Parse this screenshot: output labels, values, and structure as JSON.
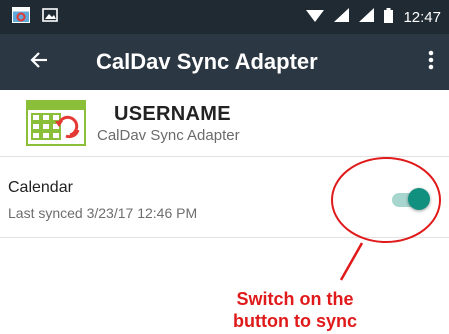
{
  "status_bar": {
    "time": "12:47",
    "icons": [
      "photo-icon",
      "image-icon",
      "wifi-icon",
      "signal-icon",
      "signal-icon",
      "battery-icon"
    ]
  },
  "app_bar": {
    "title": "CalDav Sync Adapter",
    "back_icon": "back-arrow-icon",
    "menu_icon": "more-vert-icon"
  },
  "account": {
    "username": "USERNAME",
    "subtitle": "CalDav Sync Adapter",
    "icon": "calendar-sync-icon"
  },
  "sync_item": {
    "title": "Calendar",
    "subtitle": "Last synced 3/23/17 12:46 PM",
    "switch_on": true
  },
  "annotation": {
    "line1": "Switch on the",
    "line2": "button to sync"
  },
  "colors": {
    "status_bar": "#1f2a33",
    "app_bar": "#2b3742",
    "switch_thumb": "#12907f",
    "switch_track": "#a7d6cf",
    "annotation": "#e01a1a"
  }
}
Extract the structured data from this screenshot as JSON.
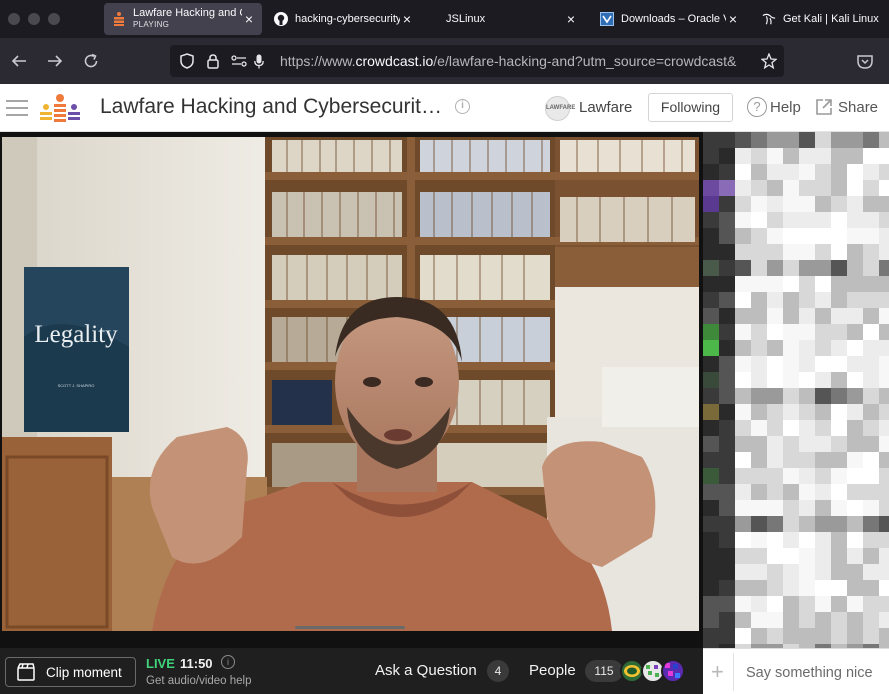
{
  "tabs": [
    {
      "title": "Lawfare Hacking and Cybersecurity",
      "status": "PLAYING",
      "icon": "crowdcast-logo-icon",
      "active": true
    },
    {
      "title": "hacking-cybersecurity",
      "icon": "github-icon"
    },
    {
      "title": "JSLinux",
      "icon": "none"
    },
    {
      "title": "Downloads – Oracle VM VirtualBox",
      "icon": "virtualbox-icon"
    },
    {
      "title": "Get Kali | Kali Linux",
      "icon": "kali-dragon-icon"
    }
  ],
  "address_bar": {
    "url_prefix": "https://www.",
    "url_domain": "crowdcast.io",
    "url_rest": "/e/lawfare-hacking-and?utm_source=crowdcast&"
  },
  "header": {
    "event_title": "Lawfare Hacking and Cybersecurit…",
    "org_avatar": "LAWFARE",
    "org_name": "Lawfare",
    "follow_label": "Following",
    "help_label": "Help",
    "share_label": "Share"
  },
  "video": {
    "book_title": "Legality",
    "book_author": "SCOTT J. SHAPIRO"
  },
  "bottom_bar": {
    "clip_label": "Clip moment",
    "live_label": "LIVE",
    "live_time": "11:50",
    "help_sub": "Get audio/video help",
    "ask_label": "Ask a Question",
    "ask_count": "4",
    "people_label": "People",
    "people_count": "115"
  },
  "chat": {
    "placeholder": "Say something nice"
  },
  "colors": {
    "live_green": "#3fd37b",
    "tab_bg": "#1c1b22",
    "nav_bg": "#2b2a33",
    "logo_orange": "#f07a3c",
    "logo_purple": "#6b4fa8"
  }
}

> **PROBLEM STATEMENT**:
Repeat exactly the lines in the entries from the one containing "Extract the structured" to the final line, inclusive, and nothing beyond them; skip pictures.

> **THE ANSWER**:
Extract the structured data from this screenshot as JSON.
{
  "tabs": [
    {
      "title": "Lawfare Hacking and Cybersecurity",
      "status": "PLAYING",
      "icon": "crowdcast-logo-icon",
      "active": true
    },
    {
      "title": "hacking-cybersecurity",
      "icon": "github-icon"
    },
    {
      "title": "JSLinux",
      "icon": "none"
    },
    {
      "title": "Downloads – Oracle VM VirtualBox",
      "icon": "virtualbox-icon"
    },
    {
      "title": "Get Kali | Kali Linux",
      "icon": "kali-dragon-icon"
    }
  ],
  "address_bar": {
    "url_prefix": "https://www.",
    "url_domain": "crowdcast.io",
    "url_rest": "/e/lawfare-hacking-and?utm_source=crowdcast&"
  },
  "header": {
    "event_title": "Lawfare Hacking and Cybersecurit…",
    "org_avatar": "LAWFARE",
    "org_name": "Lawfare",
    "follow_label": "Following",
    "help_label": "Help",
    "share_label": "Share"
  },
  "video": {
    "book_title": "Legality",
    "book_author": "SCOTT J. SHAPIRO"
  },
  "bottom_bar": {
    "clip_label": "Clip moment",
    "live_label": "LIVE",
    "live_time": "11:50",
    "help_sub": "Get audio/video help",
    "ask_label": "Ask a Question",
    "ask_count": "4",
    "people_label": "People",
    "people_count": "115"
  },
  "chat": {
    "placeholder": "Say something nice"
  },
  "colors": {
    "live_green": "#3fd37b",
    "tab_bg": "#1c1b22",
    "nav_bg": "#2b2a33",
    "logo_orange": "#f07a3c",
    "logo_purple": "#6b4fa8"
  }
}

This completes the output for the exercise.